§ REQUIREMENT
The answer is one number: how many lines in the data below hold "wunderbarlich".

§ DATA ENTRIES
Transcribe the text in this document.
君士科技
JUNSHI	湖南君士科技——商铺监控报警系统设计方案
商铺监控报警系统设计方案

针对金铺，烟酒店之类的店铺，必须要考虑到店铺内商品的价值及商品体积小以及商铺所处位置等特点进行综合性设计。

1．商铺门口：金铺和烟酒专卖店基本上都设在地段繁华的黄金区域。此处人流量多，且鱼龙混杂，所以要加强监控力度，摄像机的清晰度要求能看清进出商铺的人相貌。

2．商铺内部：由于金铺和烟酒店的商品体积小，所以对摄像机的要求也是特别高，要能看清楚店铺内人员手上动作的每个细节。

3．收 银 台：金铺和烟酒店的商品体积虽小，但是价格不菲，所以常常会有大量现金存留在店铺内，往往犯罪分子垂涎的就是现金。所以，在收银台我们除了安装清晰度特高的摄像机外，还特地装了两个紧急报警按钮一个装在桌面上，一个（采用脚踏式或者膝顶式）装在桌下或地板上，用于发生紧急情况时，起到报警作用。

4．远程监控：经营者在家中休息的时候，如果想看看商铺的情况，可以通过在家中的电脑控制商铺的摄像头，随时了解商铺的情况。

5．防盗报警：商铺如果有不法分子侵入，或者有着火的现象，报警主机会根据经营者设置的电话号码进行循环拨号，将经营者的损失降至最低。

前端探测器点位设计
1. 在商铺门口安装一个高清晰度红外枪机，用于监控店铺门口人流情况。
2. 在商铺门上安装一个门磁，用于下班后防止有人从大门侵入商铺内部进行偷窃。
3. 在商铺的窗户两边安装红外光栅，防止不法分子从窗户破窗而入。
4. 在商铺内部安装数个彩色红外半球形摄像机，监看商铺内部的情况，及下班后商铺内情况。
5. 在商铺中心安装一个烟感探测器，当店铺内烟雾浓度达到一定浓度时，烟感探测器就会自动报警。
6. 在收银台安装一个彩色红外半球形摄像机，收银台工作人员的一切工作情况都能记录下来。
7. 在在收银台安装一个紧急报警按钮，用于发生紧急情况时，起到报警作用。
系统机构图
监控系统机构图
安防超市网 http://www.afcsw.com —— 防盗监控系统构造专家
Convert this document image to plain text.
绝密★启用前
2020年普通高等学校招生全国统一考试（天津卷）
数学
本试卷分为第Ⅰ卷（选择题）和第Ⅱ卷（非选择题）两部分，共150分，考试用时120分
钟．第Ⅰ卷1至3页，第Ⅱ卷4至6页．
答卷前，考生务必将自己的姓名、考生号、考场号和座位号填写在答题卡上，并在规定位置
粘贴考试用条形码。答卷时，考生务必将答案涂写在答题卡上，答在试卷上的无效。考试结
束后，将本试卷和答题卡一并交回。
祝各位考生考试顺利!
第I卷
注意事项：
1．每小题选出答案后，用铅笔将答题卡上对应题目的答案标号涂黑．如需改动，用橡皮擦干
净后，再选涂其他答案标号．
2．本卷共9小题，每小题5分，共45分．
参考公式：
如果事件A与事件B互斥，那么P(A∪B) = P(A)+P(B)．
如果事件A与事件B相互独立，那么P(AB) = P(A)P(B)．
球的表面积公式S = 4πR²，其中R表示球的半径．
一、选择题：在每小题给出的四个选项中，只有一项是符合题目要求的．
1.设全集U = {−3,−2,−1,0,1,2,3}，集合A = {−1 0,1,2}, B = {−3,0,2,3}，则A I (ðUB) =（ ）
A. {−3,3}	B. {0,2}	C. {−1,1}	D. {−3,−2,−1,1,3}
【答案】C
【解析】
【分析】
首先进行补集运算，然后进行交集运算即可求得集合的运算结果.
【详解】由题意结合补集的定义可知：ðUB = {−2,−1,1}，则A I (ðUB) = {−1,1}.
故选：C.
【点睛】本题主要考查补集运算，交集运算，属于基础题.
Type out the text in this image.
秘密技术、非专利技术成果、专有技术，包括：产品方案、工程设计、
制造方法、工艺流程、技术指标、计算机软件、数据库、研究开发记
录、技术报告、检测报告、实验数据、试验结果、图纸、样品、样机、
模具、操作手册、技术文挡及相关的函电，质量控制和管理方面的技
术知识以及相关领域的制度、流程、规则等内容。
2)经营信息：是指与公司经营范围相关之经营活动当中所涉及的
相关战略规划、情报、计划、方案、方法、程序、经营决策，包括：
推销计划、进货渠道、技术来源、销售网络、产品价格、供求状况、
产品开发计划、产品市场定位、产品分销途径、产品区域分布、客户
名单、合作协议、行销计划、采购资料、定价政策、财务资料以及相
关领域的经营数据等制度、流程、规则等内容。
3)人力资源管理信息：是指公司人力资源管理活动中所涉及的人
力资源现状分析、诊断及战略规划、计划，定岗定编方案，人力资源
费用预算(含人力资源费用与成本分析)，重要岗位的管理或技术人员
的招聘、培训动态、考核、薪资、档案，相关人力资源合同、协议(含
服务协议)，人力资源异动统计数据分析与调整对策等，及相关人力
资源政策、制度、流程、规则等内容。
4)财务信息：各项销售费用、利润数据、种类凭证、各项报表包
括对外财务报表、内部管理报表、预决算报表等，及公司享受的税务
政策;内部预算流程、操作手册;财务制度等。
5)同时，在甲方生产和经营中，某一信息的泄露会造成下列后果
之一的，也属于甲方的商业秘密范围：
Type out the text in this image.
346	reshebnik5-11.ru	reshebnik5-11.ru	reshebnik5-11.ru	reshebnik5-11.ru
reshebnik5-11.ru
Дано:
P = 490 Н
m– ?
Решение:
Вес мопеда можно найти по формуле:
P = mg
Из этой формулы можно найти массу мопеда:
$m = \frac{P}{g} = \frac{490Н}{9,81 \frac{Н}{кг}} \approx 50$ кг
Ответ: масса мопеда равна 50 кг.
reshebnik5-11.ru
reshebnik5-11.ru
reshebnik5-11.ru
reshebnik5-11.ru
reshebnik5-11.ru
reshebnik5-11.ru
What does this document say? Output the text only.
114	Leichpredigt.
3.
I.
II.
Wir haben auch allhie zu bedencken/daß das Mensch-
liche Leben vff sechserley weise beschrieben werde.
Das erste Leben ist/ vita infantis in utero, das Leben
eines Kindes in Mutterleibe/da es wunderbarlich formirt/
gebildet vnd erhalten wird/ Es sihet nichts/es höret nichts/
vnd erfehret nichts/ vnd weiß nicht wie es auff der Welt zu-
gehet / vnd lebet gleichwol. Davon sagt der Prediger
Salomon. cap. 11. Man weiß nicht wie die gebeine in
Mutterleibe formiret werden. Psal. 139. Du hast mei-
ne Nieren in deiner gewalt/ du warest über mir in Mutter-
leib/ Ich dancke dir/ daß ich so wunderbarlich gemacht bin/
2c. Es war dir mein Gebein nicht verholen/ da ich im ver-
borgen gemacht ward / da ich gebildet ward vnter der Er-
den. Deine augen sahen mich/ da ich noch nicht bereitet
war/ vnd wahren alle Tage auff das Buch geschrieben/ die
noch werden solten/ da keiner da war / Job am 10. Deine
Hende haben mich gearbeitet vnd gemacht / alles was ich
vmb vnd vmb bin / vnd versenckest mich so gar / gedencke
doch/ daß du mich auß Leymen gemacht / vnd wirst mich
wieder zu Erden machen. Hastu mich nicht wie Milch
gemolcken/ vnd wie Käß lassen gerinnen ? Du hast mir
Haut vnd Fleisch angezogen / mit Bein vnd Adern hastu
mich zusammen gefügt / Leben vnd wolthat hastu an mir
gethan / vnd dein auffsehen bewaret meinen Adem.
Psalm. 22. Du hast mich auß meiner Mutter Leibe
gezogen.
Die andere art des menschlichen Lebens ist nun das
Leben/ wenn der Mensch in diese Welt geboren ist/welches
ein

§ CORRECT ANSWER
2